**Work required**: Type out the complete listing below word for word, without its pictures.

(Saved entries)

<<<<

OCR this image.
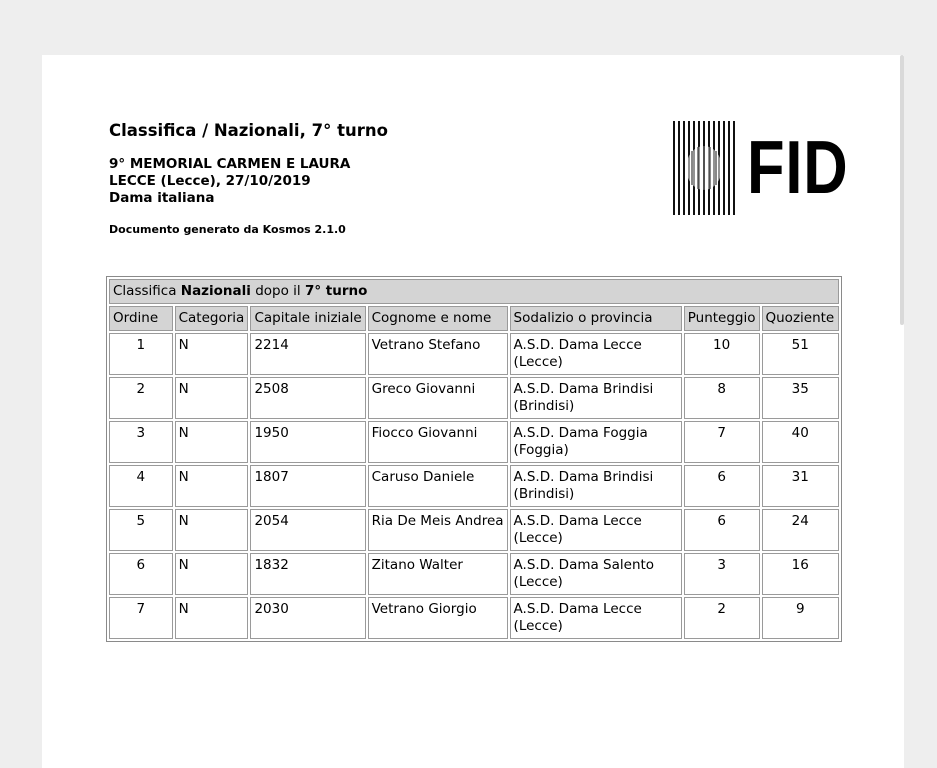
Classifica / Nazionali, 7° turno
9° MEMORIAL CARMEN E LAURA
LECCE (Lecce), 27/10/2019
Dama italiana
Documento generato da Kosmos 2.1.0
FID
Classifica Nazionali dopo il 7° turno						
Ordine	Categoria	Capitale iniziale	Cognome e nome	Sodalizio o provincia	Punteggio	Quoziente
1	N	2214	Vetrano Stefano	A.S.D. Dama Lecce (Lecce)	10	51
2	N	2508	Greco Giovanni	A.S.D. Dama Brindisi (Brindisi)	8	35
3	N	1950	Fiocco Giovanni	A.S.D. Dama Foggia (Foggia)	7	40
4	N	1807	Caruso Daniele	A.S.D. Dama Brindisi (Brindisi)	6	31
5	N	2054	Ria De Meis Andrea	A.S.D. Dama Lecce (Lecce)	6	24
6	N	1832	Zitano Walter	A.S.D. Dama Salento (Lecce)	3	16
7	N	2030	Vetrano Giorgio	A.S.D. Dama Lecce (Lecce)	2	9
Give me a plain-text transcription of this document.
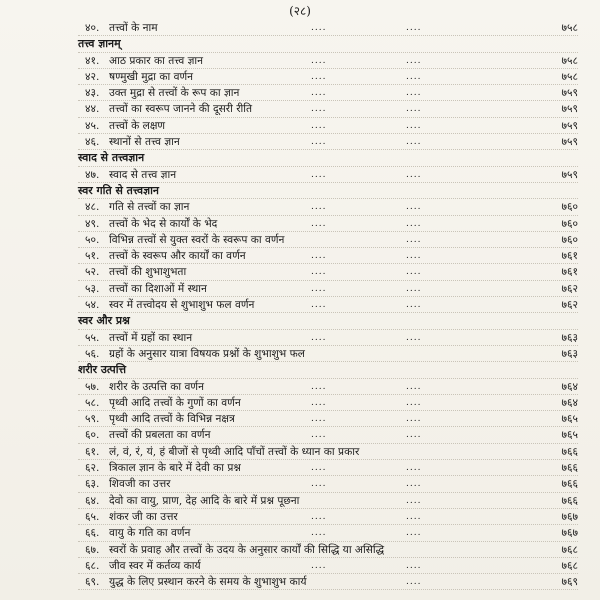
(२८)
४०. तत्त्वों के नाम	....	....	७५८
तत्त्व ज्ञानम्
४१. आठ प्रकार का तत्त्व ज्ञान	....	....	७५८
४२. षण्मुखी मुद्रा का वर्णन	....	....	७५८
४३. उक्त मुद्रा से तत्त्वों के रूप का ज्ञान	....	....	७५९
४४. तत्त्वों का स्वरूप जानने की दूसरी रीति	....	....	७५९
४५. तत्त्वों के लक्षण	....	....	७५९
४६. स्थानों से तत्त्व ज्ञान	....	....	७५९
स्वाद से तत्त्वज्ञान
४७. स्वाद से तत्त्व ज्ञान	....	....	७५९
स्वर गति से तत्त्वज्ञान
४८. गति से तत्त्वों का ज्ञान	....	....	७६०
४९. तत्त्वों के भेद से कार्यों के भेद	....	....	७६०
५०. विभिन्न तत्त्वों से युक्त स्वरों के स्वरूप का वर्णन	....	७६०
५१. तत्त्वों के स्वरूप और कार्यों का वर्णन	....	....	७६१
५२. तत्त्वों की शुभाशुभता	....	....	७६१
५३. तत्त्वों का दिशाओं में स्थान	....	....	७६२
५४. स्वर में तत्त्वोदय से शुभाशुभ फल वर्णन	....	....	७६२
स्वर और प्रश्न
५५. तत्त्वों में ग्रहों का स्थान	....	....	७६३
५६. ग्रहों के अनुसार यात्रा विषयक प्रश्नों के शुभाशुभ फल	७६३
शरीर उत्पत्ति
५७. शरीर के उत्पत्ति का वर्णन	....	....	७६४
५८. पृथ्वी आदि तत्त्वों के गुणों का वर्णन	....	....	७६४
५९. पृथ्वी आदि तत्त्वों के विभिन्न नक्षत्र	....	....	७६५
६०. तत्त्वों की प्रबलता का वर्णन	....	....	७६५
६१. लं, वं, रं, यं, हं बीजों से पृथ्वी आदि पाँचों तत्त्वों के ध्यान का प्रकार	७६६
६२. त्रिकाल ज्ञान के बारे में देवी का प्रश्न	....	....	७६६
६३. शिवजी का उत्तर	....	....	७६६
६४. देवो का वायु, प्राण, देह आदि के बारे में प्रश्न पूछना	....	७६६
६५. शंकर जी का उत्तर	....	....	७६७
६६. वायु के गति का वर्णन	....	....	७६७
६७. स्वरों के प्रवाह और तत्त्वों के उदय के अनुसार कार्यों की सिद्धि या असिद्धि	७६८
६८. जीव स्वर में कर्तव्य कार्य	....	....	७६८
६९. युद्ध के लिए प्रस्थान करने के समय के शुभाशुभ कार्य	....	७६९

>>>>

**Reply to the exercise**:
OCR this image.
Classifica / Nazionali, 7° turno
9° MEMORIAL CARMEN E LAURA
LECCE (Lecce), 27/10/2019
Dama italiana
Documento generato da Kosmos 2.1.0
FID
Classifica Nazionali dopo il 7° turno						
Ordine	Categoria	Capitale iniziale	Cognome e nome	Sodalizio o provincia	Punteggio	Quoziente
1	N	2214	Vetrano Stefano	A.S.D. Dama Lecce (Lecce)	10	51
2	N	2508	Greco Giovanni	A.S.D. Dama Brindisi (Brindisi)	8	35
3	N	1950	Fiocco Giovanni	A.S.D. Dama Foggia (Foggia)	7	40
4	N	1807	Caruso Daniele	A.S.D. Dama Brindisi (Brindisi)	6	31
5	N	2054	Ria De Meis Andrea	A.S.D. Dama Lecce (Lecce)	6	24
6	N	1832	Zitano Walter	A.S.D. Dama Salento (Lecce)	3	16
7	N	2030	Vetrano Giorgio	A.S.D. Dama Lecce (Lecce)	2	9
Give me a plain-text transcription of this document.
(२८)
४०. तत्त्वों के नाम	....	....	७५८
तत्त्व ज्ञानम्
४१. आठ प्रकार का तत्त्व ज्ञान	....	....	७५८
४२. षण्मुखी मुद्रा का वर्णन	....	....	७५८
४३. उक्त मुद्रा से तत्त्वों के रूप का ज्ञान	....	....	७५९
४४. तत्त्वों का स्वरूप जानने की दूसरी रीति	....	....	७५९
४५. तत्त्वों के लक्षण	....	....	७५९
४६. स्थानों से तत्त्व ज्ञान	....	....	७५९
स्वाद से तत्त्वज्ञान
४७. स्वाद से तत्त्व ज्ञान	....	....	७५९
स्वर गति से तत्त्वज्ञान
४८. गति से तत्त्वों का ज्ञान	....	....	७६०
४९. तत्त्वों के भेद से कार्यों के भेद	....	....	७६०
५०. विभिन्न तत्त्वों से युक्त स्वरों के स्वरूप का वर्णन	....	७६०
५१. तत्त्वों के स्वरूप और कार्यों का वर्णन	....	....	७६१
५२. तत्त्वों की शुभाशुभता	....	....	७६१
५३. तत्त्वों का दिशाओं में स्थान	....	....	७६२
५४. स्वर में तत्त्वोदय से शुभाशुभ फल वर्णन	....	....	७६२
स्वर और प्रश्न
५५. तत्त्वों में ग्रहों का स्थान	....	....	७६३
५६. ग्रहों के अनुसार यात्रा विषयक प्रश्नों के शुभाशुभ फल	७६३
शरीर उत्पत्ति
५७. शरीर के उत्पत्ति का वर्णन	....	....	७६४
५८. पृथ्वी आदि तत्त्वों के गुणों का वर्णन	....	....	७६४
५९. पृथ्वी आदि तत्त्वों के विभिन्न नक्षत्र	....	....	७६५
६०. तत्त्वों की प्रबलता का वर्णन	....	....	७६५
६१. लं, वं, रं, यं, हं बीजों से पृथ्वी आदि पाँचों तत्त्वों के ध्यान का प्रकार	७६६
६२. त्रिकाल ज्ञान के बारे में देवी का प्रश्न	....	....	७६६
६३. शिवजी का उत्तर	....	....	७६६
६४. देवो का वायु, प्राण, देह आदि के बारे में प्रश्न पूछना	....	७६६
६५. शंकर जी का उत्तर	....	....	७६७
६६. वायु के गति का वर्णन	....	....	७६७
६७. स्वरों के प्रवाह और तत्त्वों के उदय के अनुसार कार्यों की सिद्धि या असिद्धि	७६८
६८. जीव स्वर में कर्तव्य कार्य	....	....	७६८
६९. युद्ध के लिए प्रस्थान करने के समय के शुभाशुभ कार्य	....	७६९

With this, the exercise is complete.